> [PROBLEM DESCRIPTION]:
In full and without deviation, write out the entries that follow.

═════ DATA ROWS

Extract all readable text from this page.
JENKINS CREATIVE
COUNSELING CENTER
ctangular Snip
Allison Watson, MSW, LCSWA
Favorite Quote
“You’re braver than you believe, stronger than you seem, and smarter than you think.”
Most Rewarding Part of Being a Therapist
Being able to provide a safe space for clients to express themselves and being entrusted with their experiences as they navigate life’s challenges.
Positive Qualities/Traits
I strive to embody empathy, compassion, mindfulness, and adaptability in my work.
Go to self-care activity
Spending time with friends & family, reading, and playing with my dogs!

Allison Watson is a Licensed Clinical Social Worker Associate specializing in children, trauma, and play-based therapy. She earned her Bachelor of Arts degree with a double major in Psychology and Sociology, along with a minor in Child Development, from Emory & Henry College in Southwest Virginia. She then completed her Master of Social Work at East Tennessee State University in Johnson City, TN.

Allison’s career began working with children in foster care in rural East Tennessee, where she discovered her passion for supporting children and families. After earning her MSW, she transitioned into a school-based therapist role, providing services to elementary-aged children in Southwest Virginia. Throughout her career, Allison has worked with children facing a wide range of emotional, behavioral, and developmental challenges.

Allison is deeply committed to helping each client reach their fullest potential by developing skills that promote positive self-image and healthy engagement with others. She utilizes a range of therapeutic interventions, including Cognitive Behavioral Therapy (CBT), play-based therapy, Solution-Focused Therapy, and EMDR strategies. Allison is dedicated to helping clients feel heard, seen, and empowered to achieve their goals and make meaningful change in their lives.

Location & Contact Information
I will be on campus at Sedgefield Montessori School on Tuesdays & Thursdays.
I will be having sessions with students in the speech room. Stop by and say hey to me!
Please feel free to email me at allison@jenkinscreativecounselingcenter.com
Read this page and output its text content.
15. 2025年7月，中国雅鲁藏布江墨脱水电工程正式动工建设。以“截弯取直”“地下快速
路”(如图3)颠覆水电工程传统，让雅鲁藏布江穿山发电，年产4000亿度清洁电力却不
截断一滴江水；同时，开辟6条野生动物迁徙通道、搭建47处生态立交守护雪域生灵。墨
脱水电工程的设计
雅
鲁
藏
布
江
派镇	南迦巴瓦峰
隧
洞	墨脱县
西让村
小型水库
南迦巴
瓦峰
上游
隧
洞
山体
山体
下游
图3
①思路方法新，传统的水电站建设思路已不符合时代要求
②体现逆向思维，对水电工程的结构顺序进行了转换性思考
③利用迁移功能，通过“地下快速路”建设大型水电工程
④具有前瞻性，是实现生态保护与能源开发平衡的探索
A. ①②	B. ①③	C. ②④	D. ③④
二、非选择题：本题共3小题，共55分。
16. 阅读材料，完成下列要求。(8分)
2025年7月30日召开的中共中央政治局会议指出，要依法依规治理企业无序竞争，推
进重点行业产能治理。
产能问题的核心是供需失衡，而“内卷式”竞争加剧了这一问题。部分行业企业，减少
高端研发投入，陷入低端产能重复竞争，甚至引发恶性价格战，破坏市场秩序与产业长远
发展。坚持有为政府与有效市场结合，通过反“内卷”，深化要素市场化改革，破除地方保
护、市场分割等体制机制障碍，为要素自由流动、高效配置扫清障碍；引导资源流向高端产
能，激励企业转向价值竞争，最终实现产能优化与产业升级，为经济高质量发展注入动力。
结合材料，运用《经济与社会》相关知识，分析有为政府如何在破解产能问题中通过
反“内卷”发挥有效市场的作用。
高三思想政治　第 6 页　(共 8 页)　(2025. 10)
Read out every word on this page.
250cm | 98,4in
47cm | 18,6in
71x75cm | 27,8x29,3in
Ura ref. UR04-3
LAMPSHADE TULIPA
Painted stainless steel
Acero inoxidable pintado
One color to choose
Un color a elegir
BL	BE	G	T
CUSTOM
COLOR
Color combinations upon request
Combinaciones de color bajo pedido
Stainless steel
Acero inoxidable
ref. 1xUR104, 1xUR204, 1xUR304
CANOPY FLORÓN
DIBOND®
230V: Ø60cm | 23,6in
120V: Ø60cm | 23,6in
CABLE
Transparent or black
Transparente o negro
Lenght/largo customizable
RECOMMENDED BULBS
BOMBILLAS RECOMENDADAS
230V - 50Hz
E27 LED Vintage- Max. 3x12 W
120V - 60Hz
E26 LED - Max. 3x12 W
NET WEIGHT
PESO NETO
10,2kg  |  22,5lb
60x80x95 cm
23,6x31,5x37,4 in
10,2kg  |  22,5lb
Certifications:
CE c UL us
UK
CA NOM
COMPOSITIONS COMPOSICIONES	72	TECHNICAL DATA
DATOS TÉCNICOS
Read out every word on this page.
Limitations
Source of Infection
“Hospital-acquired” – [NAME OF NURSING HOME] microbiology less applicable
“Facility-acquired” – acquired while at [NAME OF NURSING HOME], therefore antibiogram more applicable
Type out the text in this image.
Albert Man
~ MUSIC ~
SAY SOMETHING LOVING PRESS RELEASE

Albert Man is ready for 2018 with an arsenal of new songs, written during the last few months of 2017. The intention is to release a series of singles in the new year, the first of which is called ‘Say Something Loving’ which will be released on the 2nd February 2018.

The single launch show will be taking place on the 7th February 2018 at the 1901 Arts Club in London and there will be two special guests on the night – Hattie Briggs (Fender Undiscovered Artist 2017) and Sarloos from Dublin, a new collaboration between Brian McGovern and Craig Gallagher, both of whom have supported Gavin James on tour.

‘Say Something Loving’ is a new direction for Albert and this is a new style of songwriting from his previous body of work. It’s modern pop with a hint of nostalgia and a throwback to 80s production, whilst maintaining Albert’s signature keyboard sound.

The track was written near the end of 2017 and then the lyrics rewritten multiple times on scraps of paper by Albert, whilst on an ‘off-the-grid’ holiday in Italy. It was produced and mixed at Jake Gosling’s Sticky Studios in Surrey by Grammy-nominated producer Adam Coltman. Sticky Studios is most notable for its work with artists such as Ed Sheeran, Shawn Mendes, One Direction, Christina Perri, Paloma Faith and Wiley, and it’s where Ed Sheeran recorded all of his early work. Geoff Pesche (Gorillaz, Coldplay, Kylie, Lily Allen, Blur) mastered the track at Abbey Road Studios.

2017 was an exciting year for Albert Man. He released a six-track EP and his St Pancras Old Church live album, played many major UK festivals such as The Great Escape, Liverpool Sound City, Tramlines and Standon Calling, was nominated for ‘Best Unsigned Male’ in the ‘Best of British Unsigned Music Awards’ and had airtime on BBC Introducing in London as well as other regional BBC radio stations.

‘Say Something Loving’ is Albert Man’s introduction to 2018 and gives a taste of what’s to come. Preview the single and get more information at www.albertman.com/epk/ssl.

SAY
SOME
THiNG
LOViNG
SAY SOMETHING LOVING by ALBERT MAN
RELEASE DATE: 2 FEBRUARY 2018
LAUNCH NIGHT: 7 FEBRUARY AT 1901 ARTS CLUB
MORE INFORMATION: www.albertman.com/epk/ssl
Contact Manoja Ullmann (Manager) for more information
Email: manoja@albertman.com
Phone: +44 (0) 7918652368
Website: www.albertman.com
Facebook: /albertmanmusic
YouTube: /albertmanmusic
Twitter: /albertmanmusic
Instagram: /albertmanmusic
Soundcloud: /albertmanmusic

══════════

> [TASK RESPONSE]:
Extract all readable text from this page.
JENKINS CREATIVE
COUNSELING CENTER
ctangular Snip
Allison Watson, MSW, LCSWA
Favorite Quote
“You’re braver than you believe, stronger than you seem, and smarter than you think.”
Most Rewarding Part of Being a Therapist
Being able to provide a safe space for clients to express themselves and being entrusted with their experiences as they navigate life’s challenges.
Positive Qualities/Traits
I strive to embody empathy, compassion, mindfulness, and adaptability in my work.
Go to self-care activity
Spending time with friends & family, reading, and playing with my dogs!

Allison Watson is a Licensed Clinical Social Worker Associate specializing in children, trauma, and play-based therapy. She earned her Bachelor of Arts degree with a double major in Psychology and Sociology, along with a minor in Child Development, from Emory & Henry College in Southwest Virginia. She then completed her Master of Social Work at East Tennessee State University in Johnson City, TN.

Allison’s career began working with children in foster care in rural East Tennessee, where she discovered her passion for supporting children and families. After earning her MSW, she transitioned into a school-based therapist role, providing services to elementary-aged children in Southwest Virginia. Throughout her career, Allison has worked with children facing a wide range of emotional, behavioral, and developmental challenges.

Allison is deeply committed to helping each client reach their fullest potential by developing skills that promote positive self-image and healthy engagement with others. She utilizes a range of therapeutic interventions, including Cognitive Behavioral Therapy (CBT), play-based therapy, Solution-Focused Therapy, and EMDR strategies. Allison is dedicated to helping clients feel heard, seen, and empowered to achieve their goals and make meaningful change in their lives.

Location & Contact Information
I will be on campus at Sedgefield Montessori School on Tuesdays & Thursdays.
I will be having sessions with students in the speech room. Stop by and say hey to me!
Please feel free to email me at allison@jenkinscreativecounselingcenter.com
Read this page and output its text content.
15. 2025年7月，中国雅鲁藏布江墨脱水电工程正式动工建设。以“截弯取直”“地下快速
路”(如图3)颠覆水电工程传统，让雅鲁藏布江穿山发电，年产4000亿度清洁电力却不
截断一滴江水；同时，开辟6条野生动物迁徙通道、搭建47处生态立交守护雪域生灵。墨
脱水电工程的设计
雅
鲁
藏
布
江
派镇	南迦巴瓦峰
隧
洞	墨脱县
西让村
小型水库
南迦巴
瓦峰
上游
隧
洞
山体
山体
下游
图3
①思路方法新，传统的水电站建设思路已不符合时代要求
②体现逆向思维，对水电工程的结构顺序进行了转换性思考
③利用迁移功能，通过“地下快速路”建设大型水电工程
④具有前瞻性，是实现生态保护与能源开发平衡的探索
A. ①②	B. ①③	C. ②④	D. ③④
二、非选择题：本题共3小题，共55分。
16. 阅读材料，完成下列要求。(8分)
2025年7月30日召开的中共中央政治局会议指出，要依法依规治理企业无序竞争，推
进重点行业产能治理。
产能问题的核心是供需失衡，而“内卷式”竞争加剧了这一问题。部分行业企业，减少
高端研发投入，陷入低端产能重复竞争，甚至引发恶性价格战，破坏市场秩序与产业长远
发展。坚持有为政府与有效市场结合，通过反“内卷”，深化要素市场化改革，破除地方保
护、市场分割等体制机制障碍，为要素自由流动、高效配置扫清障碍；引导资源流向高端产
能，激励企业转向价值竞争，最终实现产能优化与产业升级，为经济高质量发展注入动力。
结合材料，运用《经济与社会》相关知识，分析有为政府如何在破解产能问题中通过
反“内卷”发挥有效市场的作用。
高三思想政治　第 6 页　(共 8 页)　(2025. 10)
Read out every word on this page.
250cm | 98,4in
47cm | 18,6in
71x75cm | 27,8x29,3in
Ura ref. UR04-3
LAMPSHADE TULIPA
Painted stainless steel
Acero inoxidable pintado
One color to choose
Un color a elegir
BL	BE	G	T
CUSTOM
COLOR
Color combinations upon request
Combinaciones de color bajo pedido
Stainless steel
Acero inoxidable
ref. 1xUR104, 1xUR204, 1xUR304
CANOPY FLORÓN
DIBOND®
230V: Ø60cm | 23,6in
120V: Ø60cm | 23,6in
CABLE
Transparent or black
Transparente o negro
Lenght/largo customizable
RECOMMENDED BULBS
BOMBILLAS RECOMENDADAS
230V - 50Hz
E27 LED Vintage- Max. 3x12 W
120V - 60Hz
E26 LED - Max. 3x12 W
NET WEIGHT
PESO NETO
10,2kg  |  22,5lb
60x80x95 cm
23,6x31,5x37,4 in
10,2kg  |  22,5lb
Certifications:
CE c UL us
UK
CA NOM
COMPOSITIONS COMPOSICIONES	72	TECHNICAL DATA
DATOS TÉCNICOS
Read out every word on this page.
Limitations
Source of Infection
“Hospital-acquired” – [NAME OF NURSING HOME] microbiology less applicable
“Facility-acquired” – acquired while at [NAME OF NURSING HOME], therefore antibiogram more applicable
Type out the text in this image.
Albert Man
~ MUSIC ~
SAY SOMETHING LOVING PRESS RELEASE

Albert Man is ready for 2018 with an arsenal of new songs, written during the last few months of 2017. The intention is to release a series of singles in the new year, the first of which is called ‘Say Something Loving’ which will be released on the 2nd February 2018.

The single launch show will be taking place on the 7th February 2018 at the 1901 Arts Club in London and there will be two special guests on the night – Hattie Briggs (Fender Undiscovered Artist 2017) and Sarloos from Dublin, a new collaboration between Brian McGovern and Craig Gallagher, both of whom have supported Gavin James on tour.

‘Say Something Loving’ is a new direction for Albert and this is a new style of songwriting from his previous body of work. It’s modern pop with a hint of nostalgia and a throwback to 80s production, whilst maintaining Albert’s signature keyboard sound.

The track was written near the end of 2017 and then the lyrics rewritten multiple times on scraps of paper by Albert, whilst on an ‘off-the-grid’ holiday in Italy. It was produced and mixed at Jake Gosling’s Sticky Studios in Surrey by Grammy-nominated producer Adam Coltman. Sticky Studios is most notable for its work with artists such as Ed Sheeran, Shawn Mendes, One Direction, Christina Perri, Paloma Faith and Wiley, and it’s where Ed Sheeran recorded all of his early work. Geoff Pesche (Gorillaz, Coldplay, Kylie, Lily Allen, Blur) mastered the track at Abbey Road Studios.

2017 was an exciting year for Albert Man. He released a six-track EP and his St Pancras Old Church live album, played many major UK festivals such as The Great Escape, Liverpool Sound City, Tramlines and Standon Calling, was nominated for ‘Best Unsigned Male’ in the ‘Best of British Unsigned Music Awards’ and had airtime on BBC Introducing in London as well as other regional BBC radio stations.

‘Say Something Loving’ is Albert Man’s introduction to 2018 and gives a taste of what’s to come. Preview the single and get more information at www.albertman.com/epk/ssl.

SAY
SOME
THiNG
LOViNG
SAY SOMETHING LOVING by ALBERT MAN
RELEASE DATE: 2 FEBRUARY 2018
LAUNCH NIGHT: 7 FEBRUARY AT 1901 ARTS CLUB
MORE INFORMATION: www.albertman.com/epk/ssl
Contact Manoja Ullmann (Manager) for more information
Email: manoja@albertman.com
Phone: +44 (0) 7918652368
Website: www.albertman.com
Facebook: /albertmanmusic
YouTube: /albertmanmusic
Twitter: /albertmanmusic
Instagram: /albertmanmusic
Soundcloud: /albertmanmusic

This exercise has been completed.